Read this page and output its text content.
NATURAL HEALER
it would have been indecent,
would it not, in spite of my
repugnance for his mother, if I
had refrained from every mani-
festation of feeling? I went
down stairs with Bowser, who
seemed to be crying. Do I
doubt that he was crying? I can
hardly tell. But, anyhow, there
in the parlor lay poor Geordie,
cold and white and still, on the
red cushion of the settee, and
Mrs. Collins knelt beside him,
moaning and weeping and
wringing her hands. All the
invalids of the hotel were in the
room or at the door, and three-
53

◇ ◇ ◇ ◇ ◇

(Exercise goal) Would you reproduce the material above in full, exactly as given?

(Task result)
Read this page and output its text content.
NATURAL HEALER
it would have been indecent,
would it not, in spite of my
repugnance for his mother, if I
had refrained from every mani-
festation of feeling? I went
down stairs with Bowser, who
seemed to be crying. Do I
doubt that he was crying? I can
hardly tell. But, anyhow, there
in the parlor lay poor Geordie,
cold and white and still, on the
red cushion of the settee, and
Mrs. Collins knelt beside him,
moaning and weeping and
wringing her hands. All the
invalids of the hotel were in the
room or at the door, and three-
53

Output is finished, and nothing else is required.